■ Written instruction: Skip every picture and copy only the lines from the one containing "What's the underlying" to the final line of the records below.

■ Data listing:

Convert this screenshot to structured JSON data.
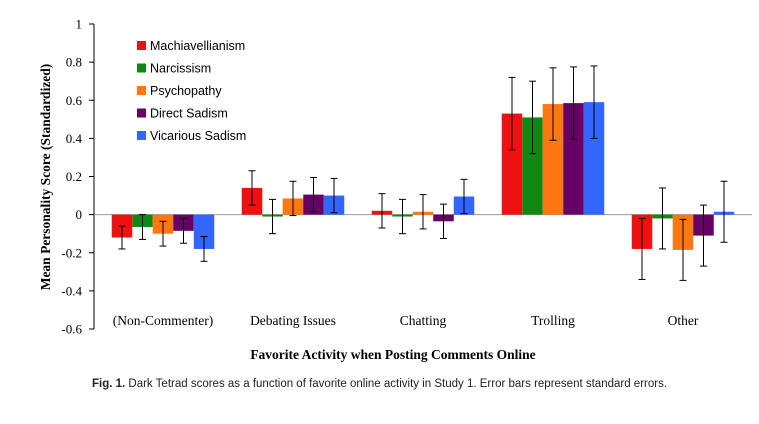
{
  "chart_data": {
    "type": "bar",
    "ylabel": "Mean Personality Score (Standardized)",
    "xlabel": "Favorite Activity when Posting Comments Online",
    "ylim": [
      -0.6,
      1
    ],
    "yticks": [
      -0.6,
      -0.4,
      -0.2,
      0,
      0.2,
      0.4,
      0.6,
      0.8,
      1
    ],
    "ytick_labels": [
      "-0.6",
      "-0.4",
      "-0.2",
      "0",
      "0.2",
      "0.4",
      "0.6",
      "0.8",
      "1"
    ],
    "categories": [
      "(Non-Commenter)",
      "Debating Issues",
      "Chatting",
      "Trolling",
      "Other"
    ],
    "legend_position": "top-left",
    "series": [
      {
        "name": "Machiavellianism",
        "color": "#ee1111",
        "values": [
          -0.12,
          0.14,
          0.02,
          0.53,
          -0.18
        ],
        "errors": [
          0.06,
          0.09,
          0.09,
          0.19,
          0.16
        ]
      },
      {
        "name": "Narcissism",
        "color": "#118811",
        "values": [
          -0.065,
          -0.01,
          -0.01,
          0.51,
          -0.02
        ],
        "errors": [
          0.065,
          0.09,
          0.09,
          0.19,
          0.16
        ]
      },
      {
        "name": "Psychopathy",
        "color": "#ff7711",
        "values": [
          -0.1,
          0.085,
          0.015,
          0.58,
          -0.185
        ],
        "errors": [
          0.065,
          0.09,
          0.09,
          0.19,
          0.16
        ]
      },
      {
        "name": "Direct Sadism",
        "color": "#660066",
        "values": [
          -0.085,
          0.105,
          -0.035,
          0.585,
          -0.11
        ],
        "errors": [
          0.065,
          0.09,
          0.09,
          0.19,
          0.16
        ]
      },
      {
        "name": "Vicarious Sadism",
        "color": "#3366ff",
        "values": [
          -0.18,
          0.1,
          0.095,
          0.59,
          0.015
        ],
        "errors": [
          0.065,
          0.09,
          0.09,
          0.19,
          0.16
        ]
      }
    ]
  },
  "caption": {
    "label": "Fig. 1.",
    "text": "Dark Tetrad scores as a function of favorite online activity in Study 1. Error bars represent standard errors."
  }
}
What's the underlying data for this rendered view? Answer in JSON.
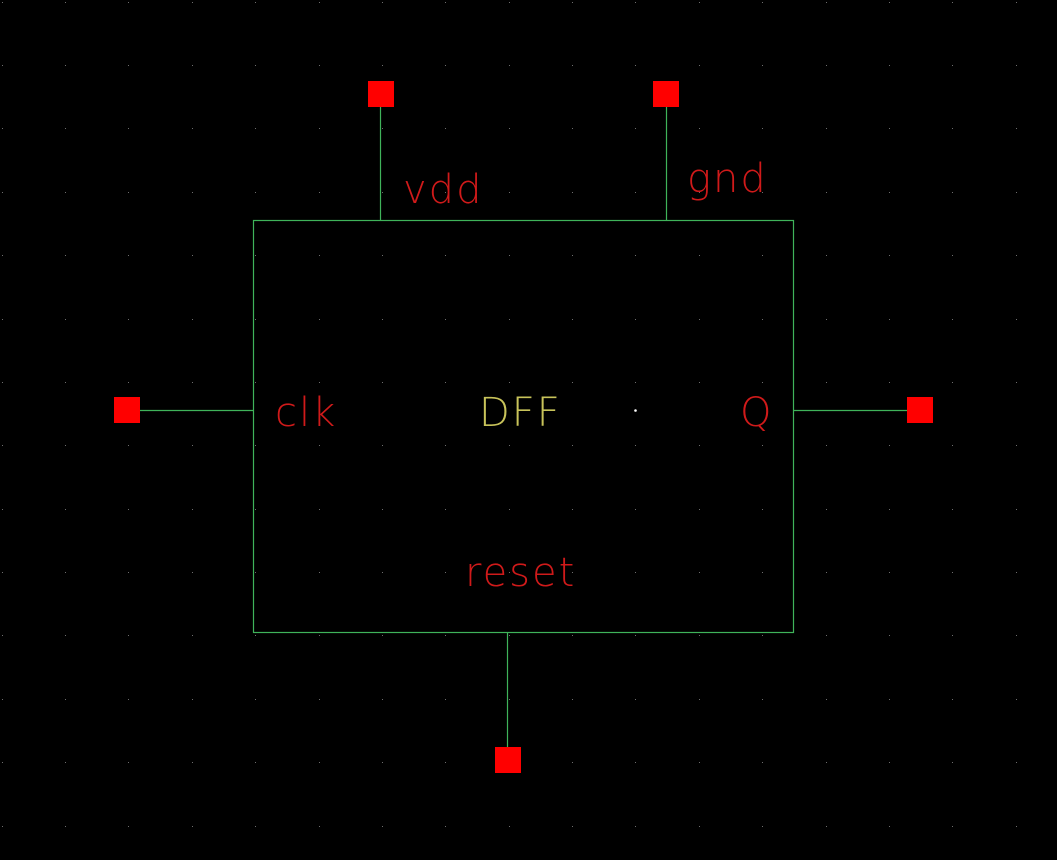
{
  "colors": {
    "background": "#000000",
    "grid_dot": "#6e6e6e",
    "wire": "#3fb35a",
    "pin_terminal": "#ff0000",
    "pin_label": "#d01a1a",
    "cell_label": "#c8c35a",
    "origin_dot": "#ffffff"
  },
  "cell": {
    "name": "DFF"
  },
  "pins": {
    "vdd": {
      "label": "vdd"
    },
    "gnd": {
      "label": "gnd"
    },
    "clk": {
      "label": "clk"
    },
    "q": {
      "label": "Q"
    },
    "reset": {
      "label": "reset"
    }
  }
}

■ Finished task:
What's the underlying data for this rendered view? Answer in JSON.
{
  "colors": {
    "background": "#000000",
    "grid_dot": "#6e6e6e",
    "wire": "#3fb35a",
    "pin_terminal": "#ff0000",
    "pin_label": "#d01a1a",
    "cell_label": "#c8c35a",
    "origin_dot": "#ffffff"
  },
  "cell": {
    "name": "DFF"
  },
  "pins": {
    "vdd": {
      "label": "vdd"
    },
    "gnd": {
      "label": "gnd"
    },
    "clk": {
      "label": "clk"
    },
    "q": {
      "label": "Q"
    },
    "reset": {
      "label": "reset"
    }
  }
}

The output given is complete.